Begin Task input

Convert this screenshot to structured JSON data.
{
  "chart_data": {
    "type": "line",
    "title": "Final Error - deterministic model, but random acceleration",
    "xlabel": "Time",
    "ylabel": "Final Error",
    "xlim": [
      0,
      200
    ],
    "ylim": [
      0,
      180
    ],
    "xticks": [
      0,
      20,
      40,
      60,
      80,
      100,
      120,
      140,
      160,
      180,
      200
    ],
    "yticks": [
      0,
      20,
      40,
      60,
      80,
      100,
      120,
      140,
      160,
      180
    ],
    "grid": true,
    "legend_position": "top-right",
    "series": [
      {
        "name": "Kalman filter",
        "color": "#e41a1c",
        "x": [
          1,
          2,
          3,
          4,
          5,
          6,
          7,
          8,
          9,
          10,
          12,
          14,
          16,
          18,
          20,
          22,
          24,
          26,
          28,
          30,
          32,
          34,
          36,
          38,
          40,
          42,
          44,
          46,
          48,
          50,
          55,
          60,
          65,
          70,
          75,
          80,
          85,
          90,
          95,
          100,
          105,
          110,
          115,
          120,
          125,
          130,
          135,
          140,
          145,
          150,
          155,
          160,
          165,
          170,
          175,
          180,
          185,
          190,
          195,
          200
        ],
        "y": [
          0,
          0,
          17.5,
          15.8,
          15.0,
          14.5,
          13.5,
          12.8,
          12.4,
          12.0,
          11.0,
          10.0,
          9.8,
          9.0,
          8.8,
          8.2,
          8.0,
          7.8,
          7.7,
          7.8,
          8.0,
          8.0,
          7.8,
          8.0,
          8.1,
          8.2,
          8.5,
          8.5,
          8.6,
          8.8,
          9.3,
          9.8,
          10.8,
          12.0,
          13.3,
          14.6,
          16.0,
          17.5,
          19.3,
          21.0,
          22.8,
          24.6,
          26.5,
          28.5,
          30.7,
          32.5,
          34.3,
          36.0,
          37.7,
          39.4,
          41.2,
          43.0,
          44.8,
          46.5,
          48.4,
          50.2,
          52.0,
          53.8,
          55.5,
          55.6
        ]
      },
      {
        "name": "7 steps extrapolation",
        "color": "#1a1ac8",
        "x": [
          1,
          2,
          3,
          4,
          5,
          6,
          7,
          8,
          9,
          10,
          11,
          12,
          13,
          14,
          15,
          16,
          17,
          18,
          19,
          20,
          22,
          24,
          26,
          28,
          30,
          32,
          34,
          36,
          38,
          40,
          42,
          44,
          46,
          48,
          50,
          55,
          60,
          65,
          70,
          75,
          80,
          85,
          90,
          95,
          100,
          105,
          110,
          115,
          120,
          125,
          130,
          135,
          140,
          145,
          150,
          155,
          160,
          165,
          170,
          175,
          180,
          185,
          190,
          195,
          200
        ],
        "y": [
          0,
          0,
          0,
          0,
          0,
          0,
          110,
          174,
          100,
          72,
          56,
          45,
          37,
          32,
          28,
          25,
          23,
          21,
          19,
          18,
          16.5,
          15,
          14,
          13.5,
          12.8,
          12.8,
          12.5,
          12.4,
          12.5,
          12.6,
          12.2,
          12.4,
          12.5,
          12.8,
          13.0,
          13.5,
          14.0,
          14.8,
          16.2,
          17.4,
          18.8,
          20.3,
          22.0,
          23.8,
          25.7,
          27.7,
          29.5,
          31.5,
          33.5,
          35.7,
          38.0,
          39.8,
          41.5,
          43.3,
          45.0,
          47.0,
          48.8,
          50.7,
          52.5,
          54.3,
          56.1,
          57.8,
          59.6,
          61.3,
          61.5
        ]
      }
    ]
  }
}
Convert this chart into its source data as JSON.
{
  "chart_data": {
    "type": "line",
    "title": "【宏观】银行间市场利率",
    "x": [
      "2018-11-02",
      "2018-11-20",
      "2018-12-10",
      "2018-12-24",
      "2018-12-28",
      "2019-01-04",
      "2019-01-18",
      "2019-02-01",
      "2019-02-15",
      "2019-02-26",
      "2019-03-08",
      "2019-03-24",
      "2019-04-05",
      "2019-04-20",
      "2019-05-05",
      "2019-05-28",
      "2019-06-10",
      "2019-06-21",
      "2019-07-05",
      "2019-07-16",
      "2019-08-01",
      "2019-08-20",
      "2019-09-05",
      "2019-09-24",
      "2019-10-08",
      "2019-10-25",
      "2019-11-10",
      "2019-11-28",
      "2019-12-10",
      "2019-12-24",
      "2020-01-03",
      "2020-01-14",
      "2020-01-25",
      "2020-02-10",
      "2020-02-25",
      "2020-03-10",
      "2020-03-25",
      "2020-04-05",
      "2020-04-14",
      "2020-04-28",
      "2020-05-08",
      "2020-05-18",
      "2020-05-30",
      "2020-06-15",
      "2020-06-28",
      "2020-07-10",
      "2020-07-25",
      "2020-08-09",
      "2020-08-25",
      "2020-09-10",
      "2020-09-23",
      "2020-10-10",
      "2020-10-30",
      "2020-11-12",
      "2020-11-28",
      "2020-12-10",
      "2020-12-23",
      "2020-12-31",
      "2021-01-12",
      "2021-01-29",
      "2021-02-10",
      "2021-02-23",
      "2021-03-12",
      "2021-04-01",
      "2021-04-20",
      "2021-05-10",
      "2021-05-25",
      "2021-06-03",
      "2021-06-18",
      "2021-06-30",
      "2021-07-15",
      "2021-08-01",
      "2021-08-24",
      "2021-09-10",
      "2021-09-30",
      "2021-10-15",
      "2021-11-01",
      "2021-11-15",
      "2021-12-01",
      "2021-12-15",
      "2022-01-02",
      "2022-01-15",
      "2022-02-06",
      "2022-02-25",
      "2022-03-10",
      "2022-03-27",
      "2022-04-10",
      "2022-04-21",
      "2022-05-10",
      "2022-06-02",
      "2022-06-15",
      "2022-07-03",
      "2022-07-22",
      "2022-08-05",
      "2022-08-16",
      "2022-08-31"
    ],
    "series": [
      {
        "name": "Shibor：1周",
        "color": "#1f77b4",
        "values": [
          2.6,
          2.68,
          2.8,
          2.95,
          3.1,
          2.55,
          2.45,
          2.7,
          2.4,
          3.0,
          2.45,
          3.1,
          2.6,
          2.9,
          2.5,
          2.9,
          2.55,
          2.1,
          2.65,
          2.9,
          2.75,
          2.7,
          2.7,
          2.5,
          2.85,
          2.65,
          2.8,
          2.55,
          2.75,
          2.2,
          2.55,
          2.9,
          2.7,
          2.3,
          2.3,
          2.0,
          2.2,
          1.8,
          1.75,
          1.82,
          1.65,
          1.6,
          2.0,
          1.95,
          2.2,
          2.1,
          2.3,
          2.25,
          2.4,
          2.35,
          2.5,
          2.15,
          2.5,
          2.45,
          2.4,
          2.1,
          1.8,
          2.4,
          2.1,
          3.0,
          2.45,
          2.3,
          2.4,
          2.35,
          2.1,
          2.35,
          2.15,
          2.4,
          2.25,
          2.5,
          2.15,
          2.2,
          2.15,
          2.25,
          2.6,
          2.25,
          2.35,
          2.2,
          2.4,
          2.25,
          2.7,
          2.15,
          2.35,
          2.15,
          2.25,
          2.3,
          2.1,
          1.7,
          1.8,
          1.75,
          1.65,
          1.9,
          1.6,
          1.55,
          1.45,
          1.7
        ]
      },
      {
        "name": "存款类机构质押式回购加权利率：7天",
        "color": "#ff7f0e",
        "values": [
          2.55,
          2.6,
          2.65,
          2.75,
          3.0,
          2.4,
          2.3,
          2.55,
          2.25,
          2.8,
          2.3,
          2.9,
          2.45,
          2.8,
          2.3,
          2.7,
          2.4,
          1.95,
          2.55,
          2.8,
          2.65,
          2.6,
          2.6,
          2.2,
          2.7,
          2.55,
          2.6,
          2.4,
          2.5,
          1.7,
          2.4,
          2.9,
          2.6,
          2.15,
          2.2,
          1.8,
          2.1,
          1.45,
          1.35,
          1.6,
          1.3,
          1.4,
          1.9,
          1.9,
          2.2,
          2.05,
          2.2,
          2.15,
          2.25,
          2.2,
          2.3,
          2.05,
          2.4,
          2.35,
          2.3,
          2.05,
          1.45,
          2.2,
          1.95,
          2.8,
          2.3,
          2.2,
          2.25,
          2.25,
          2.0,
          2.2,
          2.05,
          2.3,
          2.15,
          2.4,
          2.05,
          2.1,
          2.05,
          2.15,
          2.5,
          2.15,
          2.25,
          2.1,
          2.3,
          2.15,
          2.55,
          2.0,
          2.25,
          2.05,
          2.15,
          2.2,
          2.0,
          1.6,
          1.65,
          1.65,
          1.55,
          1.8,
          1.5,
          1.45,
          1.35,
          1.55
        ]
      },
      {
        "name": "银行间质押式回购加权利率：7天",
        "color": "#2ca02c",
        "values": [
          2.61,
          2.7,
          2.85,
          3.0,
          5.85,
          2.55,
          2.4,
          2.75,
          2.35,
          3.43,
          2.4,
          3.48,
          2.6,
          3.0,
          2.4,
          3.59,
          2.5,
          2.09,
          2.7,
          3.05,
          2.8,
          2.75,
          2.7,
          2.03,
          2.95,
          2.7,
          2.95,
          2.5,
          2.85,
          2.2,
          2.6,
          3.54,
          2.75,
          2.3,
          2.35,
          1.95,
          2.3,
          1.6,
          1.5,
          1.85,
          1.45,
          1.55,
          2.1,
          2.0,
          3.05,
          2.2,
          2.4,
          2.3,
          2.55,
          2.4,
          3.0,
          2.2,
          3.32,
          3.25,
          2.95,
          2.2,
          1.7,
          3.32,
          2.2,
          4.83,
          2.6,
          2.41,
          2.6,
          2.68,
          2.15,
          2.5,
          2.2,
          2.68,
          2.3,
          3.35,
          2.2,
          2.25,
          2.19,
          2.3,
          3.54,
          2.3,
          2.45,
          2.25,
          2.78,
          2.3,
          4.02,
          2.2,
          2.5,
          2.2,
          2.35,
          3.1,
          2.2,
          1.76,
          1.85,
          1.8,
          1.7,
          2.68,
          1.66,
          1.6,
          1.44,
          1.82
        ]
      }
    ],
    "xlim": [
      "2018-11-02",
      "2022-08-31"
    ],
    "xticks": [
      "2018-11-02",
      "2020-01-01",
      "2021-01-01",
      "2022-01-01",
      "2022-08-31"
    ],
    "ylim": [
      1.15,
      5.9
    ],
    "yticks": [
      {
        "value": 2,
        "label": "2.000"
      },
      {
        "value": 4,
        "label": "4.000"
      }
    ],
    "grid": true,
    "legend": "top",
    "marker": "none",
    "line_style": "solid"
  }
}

End Task input

Supply the count of lines in the entries that contain the word "Convert", and nothing besides.

**Exercise solution**
2